Pull out every line from the listing that has the word "xlabel".

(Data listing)
** Begin **
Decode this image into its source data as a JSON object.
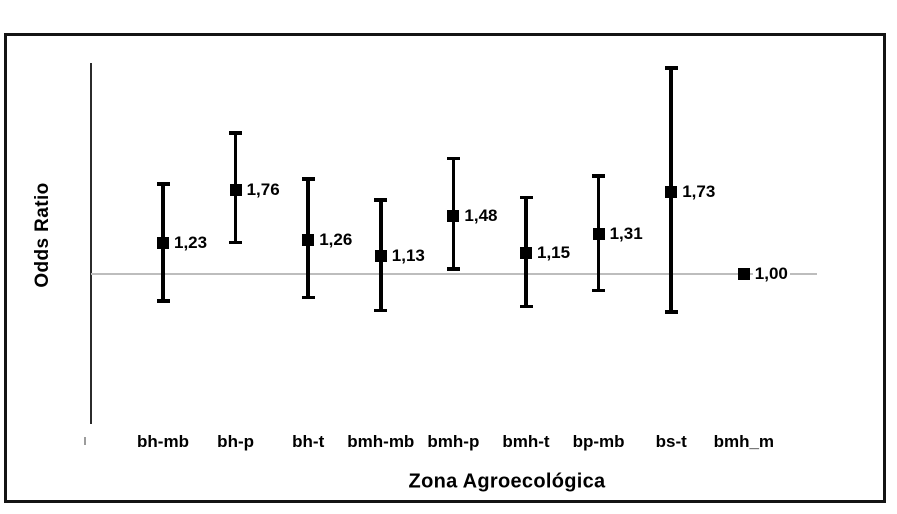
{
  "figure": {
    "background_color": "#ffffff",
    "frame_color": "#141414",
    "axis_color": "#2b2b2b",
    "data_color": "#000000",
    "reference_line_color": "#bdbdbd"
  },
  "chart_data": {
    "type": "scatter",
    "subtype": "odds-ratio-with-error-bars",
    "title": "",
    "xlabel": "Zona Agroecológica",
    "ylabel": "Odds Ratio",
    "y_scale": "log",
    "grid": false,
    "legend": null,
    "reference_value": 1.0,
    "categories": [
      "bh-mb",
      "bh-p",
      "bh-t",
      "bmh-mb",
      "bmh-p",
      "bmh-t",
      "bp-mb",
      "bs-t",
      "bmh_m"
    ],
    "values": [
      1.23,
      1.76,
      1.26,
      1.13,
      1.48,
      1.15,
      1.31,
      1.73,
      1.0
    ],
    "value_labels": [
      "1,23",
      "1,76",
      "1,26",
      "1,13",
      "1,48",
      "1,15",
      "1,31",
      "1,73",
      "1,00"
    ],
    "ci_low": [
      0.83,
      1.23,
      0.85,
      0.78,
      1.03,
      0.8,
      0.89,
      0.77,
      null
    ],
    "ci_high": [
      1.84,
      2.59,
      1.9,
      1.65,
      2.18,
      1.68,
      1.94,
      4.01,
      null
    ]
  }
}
** End **
** Begin **
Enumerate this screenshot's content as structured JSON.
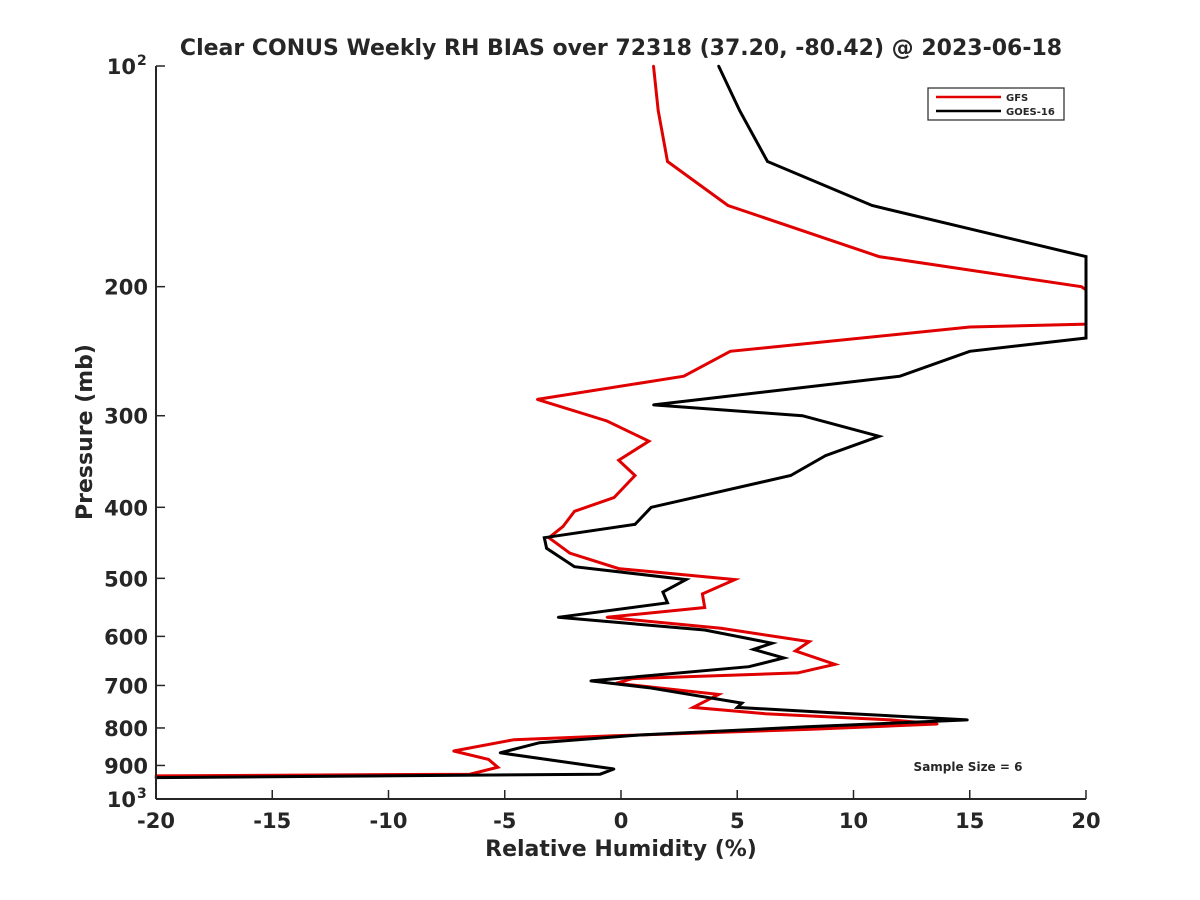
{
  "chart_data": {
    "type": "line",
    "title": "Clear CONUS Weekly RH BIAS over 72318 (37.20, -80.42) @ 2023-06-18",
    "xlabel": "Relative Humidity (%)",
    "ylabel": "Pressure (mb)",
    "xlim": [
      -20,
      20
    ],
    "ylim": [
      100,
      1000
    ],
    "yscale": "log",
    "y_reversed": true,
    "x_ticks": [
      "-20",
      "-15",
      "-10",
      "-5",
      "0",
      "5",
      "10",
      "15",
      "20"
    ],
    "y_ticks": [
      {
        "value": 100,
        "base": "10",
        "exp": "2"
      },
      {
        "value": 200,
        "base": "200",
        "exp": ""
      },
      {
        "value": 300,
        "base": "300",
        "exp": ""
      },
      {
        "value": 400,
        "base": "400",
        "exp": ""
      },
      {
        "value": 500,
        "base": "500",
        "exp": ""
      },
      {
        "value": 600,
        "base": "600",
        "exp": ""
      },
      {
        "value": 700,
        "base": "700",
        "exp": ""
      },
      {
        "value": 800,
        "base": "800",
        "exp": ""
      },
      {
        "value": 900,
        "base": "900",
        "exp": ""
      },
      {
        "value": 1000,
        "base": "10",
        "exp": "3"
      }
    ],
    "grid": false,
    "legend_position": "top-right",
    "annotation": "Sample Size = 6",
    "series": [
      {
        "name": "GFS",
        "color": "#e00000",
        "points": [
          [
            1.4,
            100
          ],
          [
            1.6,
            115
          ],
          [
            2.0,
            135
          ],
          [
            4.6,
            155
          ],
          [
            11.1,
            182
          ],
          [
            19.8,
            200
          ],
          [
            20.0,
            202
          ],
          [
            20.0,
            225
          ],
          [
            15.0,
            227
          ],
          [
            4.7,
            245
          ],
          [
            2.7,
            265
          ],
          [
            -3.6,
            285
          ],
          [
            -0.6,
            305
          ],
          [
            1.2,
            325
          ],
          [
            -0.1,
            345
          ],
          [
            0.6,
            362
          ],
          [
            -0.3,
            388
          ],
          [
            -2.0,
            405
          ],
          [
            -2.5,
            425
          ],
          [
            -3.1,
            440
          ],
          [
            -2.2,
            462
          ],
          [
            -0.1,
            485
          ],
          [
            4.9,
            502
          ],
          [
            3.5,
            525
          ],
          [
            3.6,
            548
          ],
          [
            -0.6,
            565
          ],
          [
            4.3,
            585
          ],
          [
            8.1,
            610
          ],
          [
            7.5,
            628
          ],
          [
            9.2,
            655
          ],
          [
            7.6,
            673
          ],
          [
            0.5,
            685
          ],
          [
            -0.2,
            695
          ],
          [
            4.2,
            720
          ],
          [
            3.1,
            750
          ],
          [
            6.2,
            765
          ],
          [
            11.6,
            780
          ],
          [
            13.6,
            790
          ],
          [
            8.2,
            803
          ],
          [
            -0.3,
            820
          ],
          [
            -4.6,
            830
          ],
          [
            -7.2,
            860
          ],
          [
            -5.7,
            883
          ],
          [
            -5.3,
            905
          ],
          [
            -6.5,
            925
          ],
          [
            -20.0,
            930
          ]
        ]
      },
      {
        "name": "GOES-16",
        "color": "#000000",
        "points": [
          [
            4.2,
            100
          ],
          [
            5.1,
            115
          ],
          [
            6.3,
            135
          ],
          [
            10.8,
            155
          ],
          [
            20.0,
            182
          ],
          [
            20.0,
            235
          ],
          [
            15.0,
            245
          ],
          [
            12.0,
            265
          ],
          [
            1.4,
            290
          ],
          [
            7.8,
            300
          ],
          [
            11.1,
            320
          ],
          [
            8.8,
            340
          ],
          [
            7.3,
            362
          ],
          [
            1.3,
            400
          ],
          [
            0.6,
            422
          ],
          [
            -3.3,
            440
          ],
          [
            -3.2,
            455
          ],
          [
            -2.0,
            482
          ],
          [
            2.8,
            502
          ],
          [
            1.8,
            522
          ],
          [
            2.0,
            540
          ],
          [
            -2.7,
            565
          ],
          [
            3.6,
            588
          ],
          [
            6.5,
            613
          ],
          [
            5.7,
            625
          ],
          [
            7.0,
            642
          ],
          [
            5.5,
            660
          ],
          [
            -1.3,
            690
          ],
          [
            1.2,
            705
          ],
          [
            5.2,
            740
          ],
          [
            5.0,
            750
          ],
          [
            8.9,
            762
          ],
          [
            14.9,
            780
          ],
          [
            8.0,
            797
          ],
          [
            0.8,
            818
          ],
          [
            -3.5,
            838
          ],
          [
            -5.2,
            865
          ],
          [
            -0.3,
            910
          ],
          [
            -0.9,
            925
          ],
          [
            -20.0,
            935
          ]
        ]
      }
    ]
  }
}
** End **
### Completed exercise
    "xlabel": "Zona Agroecológica",
    "xlabel": "Relative Humidity (%)",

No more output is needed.